_Requirement_. Please give the entries again in full and exactly, without any picture.

_Records for the task_.
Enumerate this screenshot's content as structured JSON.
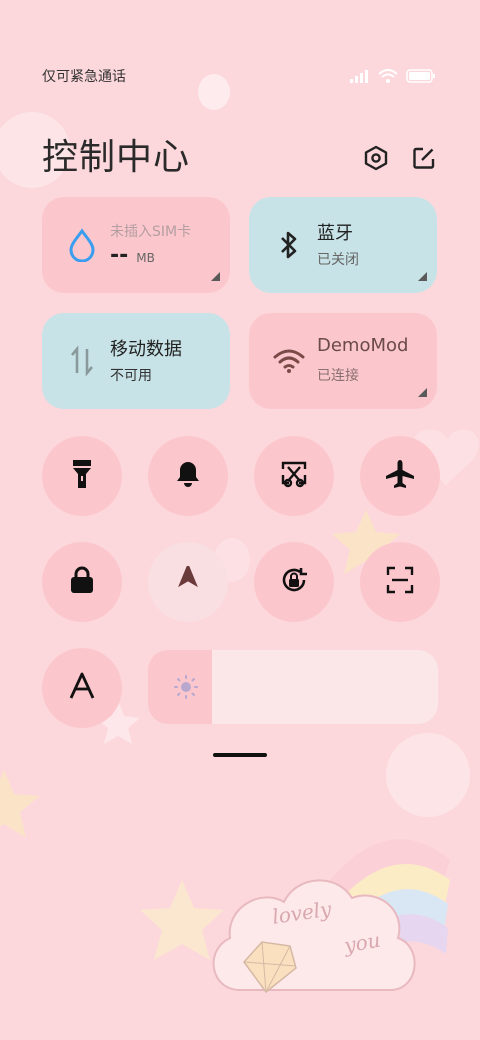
{
  "status": {
    "carrier_text": "仅可紧急通话",
    "icons": [
      "signal-icon",
      "wifi-icon",
      "battery-icon"
    ]
  },
  "header": {
    "title": "控制中心",
    "icons": [
      "settings-icon",
      "edit-icon"
    ]
  },
  "tiles": [
    {
      "name": "data-usage",
      "icon": "water-drop-icon",
      "line1": "未插入SIM卡",
      "value": "--",
      "unit": "MB",
      "color": "#fbc7cc"
    },
    {
      "name": "bluetooth",
      "icon": "bluetooth-icon",
      "line1": "蓝牙",
      "line2": "已关闭",
      "color": "#c8e3e7"
    },
    {
      "name": "mobile-data",
      "icon": "data-arrows-icon",
      "line1": "移动数据",
      "line2": "不可用",
      "color": "#c8e3e7"
    },
    {
      "name": "wifi",
      "icon": "wifi-icon",
      "line1": "DemoMod",
      "line2": "已连接",
      "color": "#fbc7cc"
    }
  ],
  "toggles": [
    "flashlight-icon",
    "bell-icon",
    "screenshot-icon",
    "airplane-icon",
    "lock-icon",
    "location-arrow-icon",
    "rotation-lock-icon",
    "scan-icon",
    "font-size-icon"
  ],
  "brightness": {
    "icon": "brightness-icon",
    "level": 0.22
  },
  "decoration": {
    "sticker_text_1": "lovely",
    "sticker_text_2": "you"
  }
}
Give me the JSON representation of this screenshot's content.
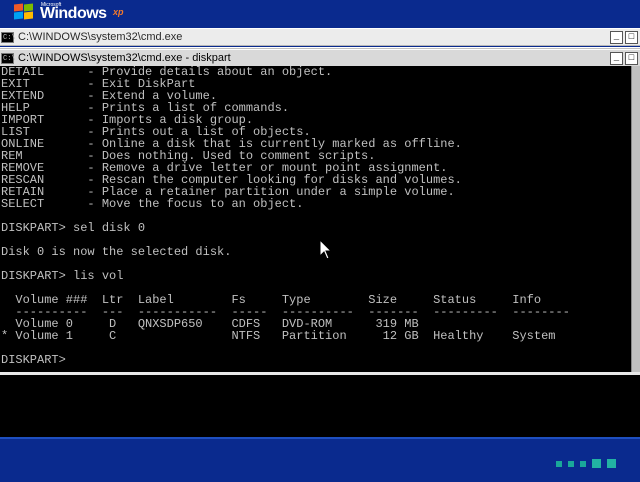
{
  "desktop": {
    "logo_small": "Microsoft",
    "logo_word": "Windows",
    "logo_sup": "xp"
  },
  "back_window": {
    "title": "C:\\WINDOWS\\system32\\cmd.exe",
    "icon_text": "C:\\"
  },
  "front_window": {
    "title": "C:\\WINDOWS\\system32\\cmd.exe - diskpart",
    "icon_text": "C:\\",
    "controls": [
      "_",
      "□"
    ]
  },
  "console": {
    "lines": [
      "DETAIL      - Provide details about an object.",
      "EXIT        - Exit DiskPart",
      "EXTEND      - Extend a volume.",
      "HELP        - Prints a list of commands.",
      "IMPORT      - Imports a disk group.",
      "LIST        - Prints out a list of objects.",
      "ONLINE      - Online a disk that is currently marked as offline.",
      "REM         - Does nothing. Used to comment scripts.",
      "REMOVE      - Remove a drive letter or mount point assignment.",
      "RESCAN      - Rescan the computer looking for disks and volumes.",
      "RETAIN      - Place a retainer partition under a simple volume.",
      "SELECT      - Move the focus to an object.",
      "",
      "DISKPART> sel disk 0",
      "",
      "Disk 0 is now the selected disk.",
      "",
      "DISKPART> lis vol",
      "",
      "  Volume ###  Ltr  Label        Fs     Type        Size     Status     Info",
      "  ----------  ---  -----------  -----  ----------  -------  ---------  --------",
      "  Volume 0     D   QNXSDP650    CDFS   DVD-ROM      319 MB",
      "* Volume 1     C                NTFS   Partition     12 GB  Healthy    System",
      "",
      "DISKPART>"
    ]
  }
}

_Written solution_.
Enumerate this screenshot's content as structured JSON.
{
  "status": {
    "carrier_text": "仅可紧急通话",
    "icons": [
      "signal-icon",
      "wifi-icon",
      "battery-icon"
    ]
  },
  "header": {
    "title": "控制中心",
    "icons": [
      "settings-icon",
      "edit-icon"
    ]
  },
  "tiles": [
    {
      "name": "data-usage",
      "icon": "water-drop-icon",
      "line1": "未插入SIM卡",
      "value": "--",
      "unit": "MB",
      "color": "#fbc7cc"
    },
    {
      "name": "bluetooth",
      "icon": "bluetooth-icon",
      "line1": "蓝牙",
      "line2": "已关闭",
      "color": "#c8e3e7"
    },
    {
      "name": "mobile-data",
      "icon": "data-arrows-icon",
      "line1": "移动数据",
      "line2": "不可用",
      "color": "#c8e3e7"
    },
    {
      "name": "wifi",
      "icon": "wifi-icon",
      "line1": "DemoMod",
      "line2": "已连接",
      "color": "#fbc7cc"
    }
  ],
  "toggles": [
    "flashlight-icon",
    "bell-icon",
    "screenshot-icon",
    "airplane-icon",
    "lock-icon",
    "location-arrow-icon",
    "rotation-lock-icon",
    "scan-icon",
    "font-size-icon"
  ],
  "brightness": {
    "icon": "brightness-icon",
    "level": 0.22
  },
  "decoration": {
    "sticker_text_1": "lovely",
    "sticker_text_2": "you"
  }
}
Give me the JSON representation of this screenshot's content.
{
  "desktop": {
    "logo_small": "Microsoft",
    "logo_word": "Windows",
    "logo_sup": "xp"
  },
  "back_window": {
    "title": "C:\\WINDOWS\\system32\\cmd.exe",
    "icon_text": "C:\\"
  },
  "front_window": {
    "title": "C:\\WINDOWS\\system32\\cmd.exe - diskpart",
    "icon_text": "C:\\",
    "controls": [
      "_",
      "□"
    ]
  },
  "console": {
    "lines": [
      "DETAIL      - Provide details about an object.",
      "EXIT        - Exit DiskPart",
      "EXTEND      - Extend a volume.",
      "HELP        - Prints a list of commands.",
      "IMPORT      - Imports a disk group.",
      "LIST        - Prints out a list of objects.",
      "ONLINE      - Online a disk that is currently marked as offline.",
      "REM         - Does nothing. Used to comment scripts.",
      "REMOVE      - Remove a drive letter or mount point assignment.",
      "RESCAN      - Rescan the computer looking for disks and volumes.",
      "RETAIN      - Place a retainer partition under a simple volume.",
      "SELECT      - Move the focus to an object.",
      "",
      "DISKPART> sel disk 0",
      "",
      "Disk 0 is now the selected disk.",
      "",
      "DISKPART> lis vol",
      "",
      "  Volume ###  Ltr  Label        Fs     Type        Size     Status     Info",
      "  ----------  ---  -----------  -----  ----------  -------  ---------  --------",
      "  Volume 0     D   QNXSDP650    CDFS   DVD-ROM      319 MB",
      "* Volume 1     C                NTFS   Partition     12 GB  Healthy    System",
      "",
      "DISKPART>"
    ]
  }
}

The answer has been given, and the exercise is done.